■ Raw data ■
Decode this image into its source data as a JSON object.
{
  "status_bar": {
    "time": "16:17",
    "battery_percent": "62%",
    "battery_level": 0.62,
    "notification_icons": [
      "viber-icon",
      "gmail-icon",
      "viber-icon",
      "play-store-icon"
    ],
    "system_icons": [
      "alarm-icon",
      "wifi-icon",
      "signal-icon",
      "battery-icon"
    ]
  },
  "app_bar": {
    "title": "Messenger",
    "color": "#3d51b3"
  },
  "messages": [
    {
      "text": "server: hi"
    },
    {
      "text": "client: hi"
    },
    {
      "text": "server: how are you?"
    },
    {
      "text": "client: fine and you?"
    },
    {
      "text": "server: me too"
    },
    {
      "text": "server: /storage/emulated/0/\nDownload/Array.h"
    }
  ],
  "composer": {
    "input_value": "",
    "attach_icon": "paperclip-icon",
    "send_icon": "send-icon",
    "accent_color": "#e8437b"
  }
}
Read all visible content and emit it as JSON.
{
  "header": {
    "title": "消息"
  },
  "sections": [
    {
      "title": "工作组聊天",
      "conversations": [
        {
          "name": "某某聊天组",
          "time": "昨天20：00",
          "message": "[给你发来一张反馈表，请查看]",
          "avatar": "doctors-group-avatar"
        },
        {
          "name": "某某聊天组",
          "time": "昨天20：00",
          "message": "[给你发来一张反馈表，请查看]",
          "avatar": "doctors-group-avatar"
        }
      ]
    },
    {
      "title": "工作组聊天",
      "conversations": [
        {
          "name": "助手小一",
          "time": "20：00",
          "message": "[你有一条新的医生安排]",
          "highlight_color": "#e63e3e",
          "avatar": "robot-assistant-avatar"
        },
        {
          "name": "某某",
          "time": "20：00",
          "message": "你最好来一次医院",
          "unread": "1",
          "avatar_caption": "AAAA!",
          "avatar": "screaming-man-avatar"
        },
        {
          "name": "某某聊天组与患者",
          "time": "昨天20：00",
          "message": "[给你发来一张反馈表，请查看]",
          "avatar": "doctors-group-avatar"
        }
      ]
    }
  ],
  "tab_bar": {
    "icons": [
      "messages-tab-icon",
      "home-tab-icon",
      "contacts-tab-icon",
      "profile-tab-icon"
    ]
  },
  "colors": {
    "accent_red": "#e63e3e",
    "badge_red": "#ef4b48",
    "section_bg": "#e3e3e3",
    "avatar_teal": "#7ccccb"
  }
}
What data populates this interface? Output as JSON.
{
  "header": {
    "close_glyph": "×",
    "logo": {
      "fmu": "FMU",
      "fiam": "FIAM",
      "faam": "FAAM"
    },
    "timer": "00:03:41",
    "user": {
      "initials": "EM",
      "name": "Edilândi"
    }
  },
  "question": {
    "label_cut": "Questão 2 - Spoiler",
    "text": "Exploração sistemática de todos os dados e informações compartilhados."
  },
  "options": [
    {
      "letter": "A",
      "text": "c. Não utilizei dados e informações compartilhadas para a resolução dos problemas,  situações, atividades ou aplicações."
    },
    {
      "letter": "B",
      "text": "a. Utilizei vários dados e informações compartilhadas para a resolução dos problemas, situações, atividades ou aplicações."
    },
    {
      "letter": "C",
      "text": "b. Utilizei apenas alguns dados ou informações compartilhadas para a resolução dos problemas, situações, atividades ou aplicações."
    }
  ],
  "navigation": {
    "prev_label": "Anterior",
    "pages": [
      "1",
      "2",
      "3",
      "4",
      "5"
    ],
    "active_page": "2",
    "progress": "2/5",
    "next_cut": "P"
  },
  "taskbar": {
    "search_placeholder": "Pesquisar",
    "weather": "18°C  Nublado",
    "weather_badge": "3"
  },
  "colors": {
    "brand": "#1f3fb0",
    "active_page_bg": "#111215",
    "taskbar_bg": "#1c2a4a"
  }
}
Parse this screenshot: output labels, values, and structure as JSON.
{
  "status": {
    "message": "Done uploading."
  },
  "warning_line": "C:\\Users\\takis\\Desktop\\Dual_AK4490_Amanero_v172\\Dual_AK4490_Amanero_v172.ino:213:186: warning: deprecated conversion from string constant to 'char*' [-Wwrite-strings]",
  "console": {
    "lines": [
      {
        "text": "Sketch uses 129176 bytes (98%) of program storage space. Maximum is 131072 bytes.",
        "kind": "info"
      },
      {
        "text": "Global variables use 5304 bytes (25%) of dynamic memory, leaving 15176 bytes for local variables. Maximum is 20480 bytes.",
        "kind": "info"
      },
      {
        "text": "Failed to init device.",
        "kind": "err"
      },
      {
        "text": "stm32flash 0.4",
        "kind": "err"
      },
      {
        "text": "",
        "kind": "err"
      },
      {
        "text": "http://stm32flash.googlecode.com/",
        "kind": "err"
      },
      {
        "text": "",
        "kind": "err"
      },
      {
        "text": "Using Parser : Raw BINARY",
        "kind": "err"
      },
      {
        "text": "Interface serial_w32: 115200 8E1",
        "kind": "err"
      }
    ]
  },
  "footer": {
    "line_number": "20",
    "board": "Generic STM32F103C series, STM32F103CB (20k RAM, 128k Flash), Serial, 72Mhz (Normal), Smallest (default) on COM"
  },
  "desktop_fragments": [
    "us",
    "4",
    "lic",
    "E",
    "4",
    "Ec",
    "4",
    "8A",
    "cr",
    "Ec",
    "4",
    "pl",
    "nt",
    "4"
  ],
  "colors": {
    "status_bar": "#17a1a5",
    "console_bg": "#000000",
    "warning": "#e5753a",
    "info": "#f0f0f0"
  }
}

■ Task details ■
Find every line in the records above that holds the word "warning", and copy each one.

■ Task result ■
  "warning_line": "C:\\Users\\takis\\Desktop\\Dual_AK4490_Amanero_v172\\Dual_AK4490_Amanero_v172.ino:213:186: warning: deprecated conversion from string constant to 'char*' [-Wwrite-strings]",
    "warning": "#e5753a",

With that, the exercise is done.